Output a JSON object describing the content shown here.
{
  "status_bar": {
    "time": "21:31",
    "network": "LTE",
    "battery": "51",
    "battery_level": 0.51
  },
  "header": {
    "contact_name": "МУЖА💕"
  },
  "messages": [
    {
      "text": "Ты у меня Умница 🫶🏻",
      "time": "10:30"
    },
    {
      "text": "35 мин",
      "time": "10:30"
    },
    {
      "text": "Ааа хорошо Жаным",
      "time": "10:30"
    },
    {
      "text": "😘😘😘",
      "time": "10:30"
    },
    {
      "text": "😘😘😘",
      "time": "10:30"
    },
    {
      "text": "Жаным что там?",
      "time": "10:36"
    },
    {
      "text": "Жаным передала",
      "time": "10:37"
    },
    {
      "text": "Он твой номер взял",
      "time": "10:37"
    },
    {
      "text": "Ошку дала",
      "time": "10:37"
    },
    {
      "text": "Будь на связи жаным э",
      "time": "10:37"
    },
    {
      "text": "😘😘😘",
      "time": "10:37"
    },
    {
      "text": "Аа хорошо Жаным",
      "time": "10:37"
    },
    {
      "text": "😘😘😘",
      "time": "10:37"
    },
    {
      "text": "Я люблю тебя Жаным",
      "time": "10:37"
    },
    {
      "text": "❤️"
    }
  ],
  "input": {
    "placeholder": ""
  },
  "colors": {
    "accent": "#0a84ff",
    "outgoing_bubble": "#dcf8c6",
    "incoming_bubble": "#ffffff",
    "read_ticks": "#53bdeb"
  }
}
--
◆ GIVEN REQUEST
State how many lines of the records above contain "хорошо", with no words besides the number.

◆ SOLVED EXERCISE
2